[Given task]:
Emit the data below verbatim, stripping out any pictures.

[Dataset]:
++++++

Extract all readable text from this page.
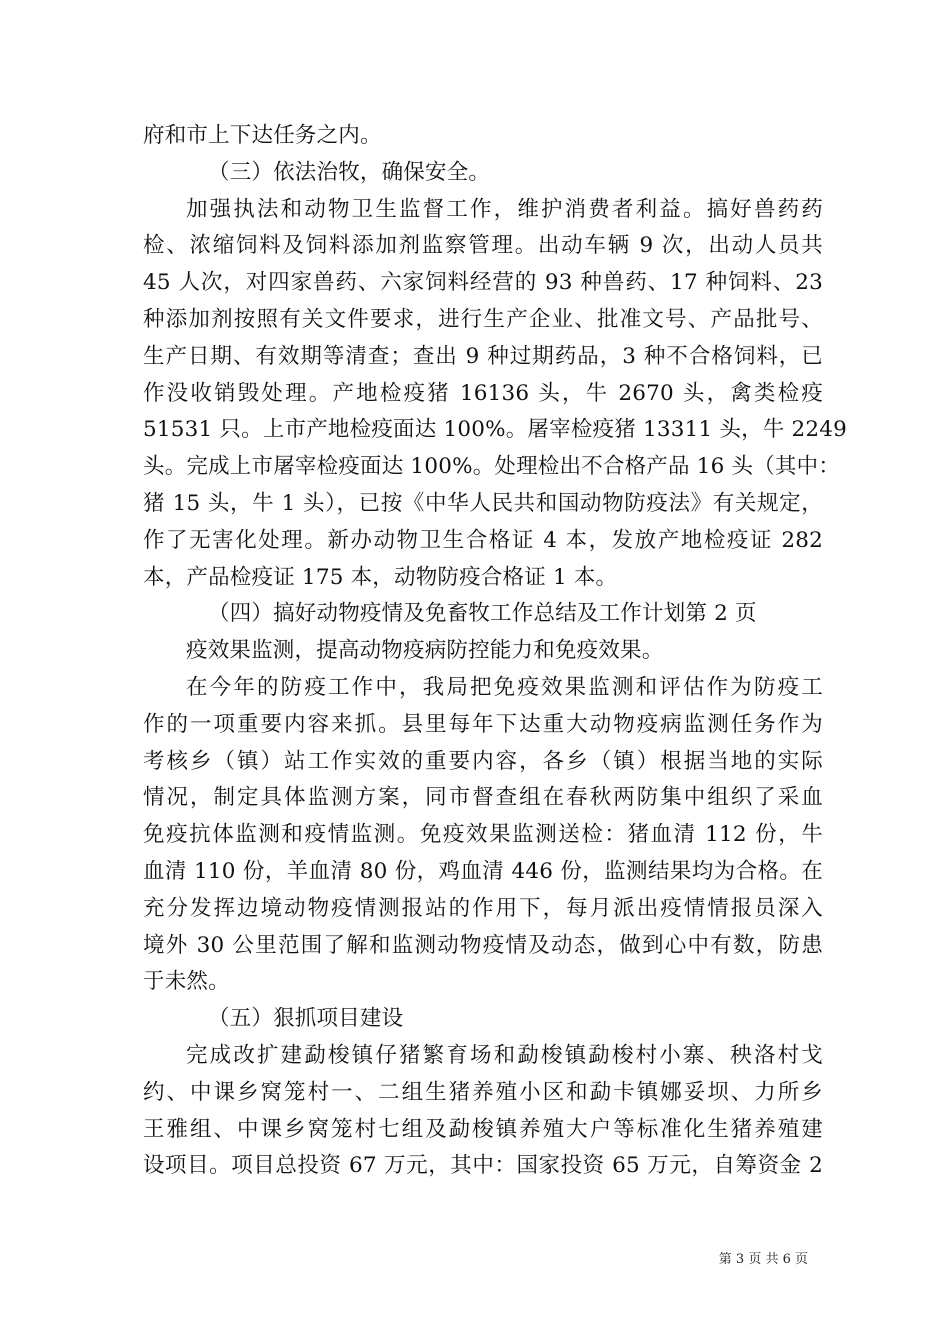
府和市上下达任务之内。
（三）依法治牧，确保安全。
加强执法和动物卫生监督工作，维护消费者利益。搞好兽药药
检、浓缩饲料及饲料添加剂监察管理。出动车辆 9 次，出动人员共
45 人次，对四家兽药、六家饲料经营的 93 种兽药、17 种饲料、23
种添加剂按照有关文件要求，进行生产企业、批准文号、产品批号、
生产日期、有效期等清查；查出 9 种过期药品，3 种不合格饲料，已
作没收销毁处理。产地检疫猪 16136 头，牛 2670 头，禽类检疫
51531 只。上市产地检疫面达 100%。屠宰检疫猪 13311 头，牛 2249
头。完成上市屠宰检疫面达 100%。处理检出不合格产品 16 头（其中：
猪 15 头，牛 1 头），已按《中华人民共和国动物防疫法》有关规定，
作了无害化处理。新办动物卫生合格证 4 本，发放产地检疫证 282
本，产品检疫证 175 本，动物防疫合格证 1 本。
（四）搞好动物疫情及免畜牧工作总结及工作计划第 2 页
疫效果监测，提高动物疫病防控能力和免疫效果。
在今年的防疫工作中，我局把免疫效果监测和评估作为防疫工
作的一项重要内容来抓。县里每年下达重大动物疫病监测任务作为
考核乡（镇）站工作实效的重要内容，各乡（镇）根据当地的实际
情况，制定具体监测方案，同市督查组在春秋两防集中组织了采血
免疫抗体监测和疫情监测。免疫效果监测送检：猪血清 112 份，牛
血清 110 份，羊血清 80 份，鸡血清 446 份，监测结果均为合格。在
充分发挥边境动物疫情测报站的作用下，每月派出疫情情报员深入
境外 30 公里范围了解和监测动物疫情及动态，做到心中有数，防患
于未然。
（五）狠抓项目建设
完成改扩建勐梭镇仔猪繁育场和勐梭镇勐梭村小寨、秧洛村戈
约、中课乡窝笼村一、二组生猪养殖小区和勐卡镇娜妥坝、力所乡
王雅组、中课乡窝笼村七组及勐梭镇养殖大户等标准化生猪养殖建
设项目。项目总投资 67 万元，其中：国家投资 65 万元，自筹资金 2
第 3 页 共 6 页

++++++

[Reply to the task]:
Extract all readable text from this page.
府和市上下达任务之内。
（三）依法治牧，确保安全。
加强执法和动物卫生监督工作，维护消费者利益。搞好兽药药
检、浓缩饲料及饲料添加剂监察管理。出动车辆 9 次，出动人员共
45 人次，对四家兽药、六家饲料经营的 93 种兽药、17 种饲料、23
种添加剂按照有关文件要求，进行生产企业、批准文号、产品批号、
生产日期、有效期等清查；查出 9 种过期药品，3 种不合格饲料，已
作没收销毁处理。产地检疫猪 16136 头，牛 2670 头，禽类检疫
51531 只。上市产地检疫面达 100%。屠宰检疫猪 13311 头，牛 2249
头。完成上市屠宰检疫面达 100%。处理检出不合格产品 16 头（其中：
猪 15 头，牛 1 头），已按《中华人民共和国动物防疫法》有关规定，
作了无害化处理。新办动物卫生合格证 4 本，发放产地检疫证 282
本，产品检疫证 175 本，动物防疫合格证 1 本。
（四）搞好动物疫情及免畜牧工作总结及工作计划第 2 页
疫效果监测，提高动物疫病防控能力和免疫效果。
在今年的防疫工作中，我局把免疫效果监测和评估作为防疫工
作的一项重要内容来抓。县里每年下达重大动物疫病监测任务作为
考核乡（镇）站工作实效的重要内容，各乡（镇）根据当地的实际
情况，制定具体监测方案，同市督查组在春秋两防集中组织了采血
免疫抗体监测和疫情监测。免疫效果监测送检：猪血清 112 份，牛
血清 110 份，羊血清 80 份，鸡血清 446 份，监测结果均为合格。在
充分发挥边境动物疫情测报站的作用下，每月派出疫情情报员深入
境外 30 公里范围了解和监测动物疫情及动态，做到心中有数，防患
于未然。
（五）狠抓项目建设
完成改扩建勐梭镇仔猪繁育场和勐梭镇勐梭村小寨、秧洛村戈
约、中课乡窝笼村一、二组生猪养殖小区和勐卡镇娜妥坝、力所乡
王雅组、中课乡窝笼村七组及勐梭镇养殖大户等标准化生猪养殖建
设项目。项目总投资 67 万元，其中：国家投资 65 万元，自筹资金 2
第 3 页 共 6 页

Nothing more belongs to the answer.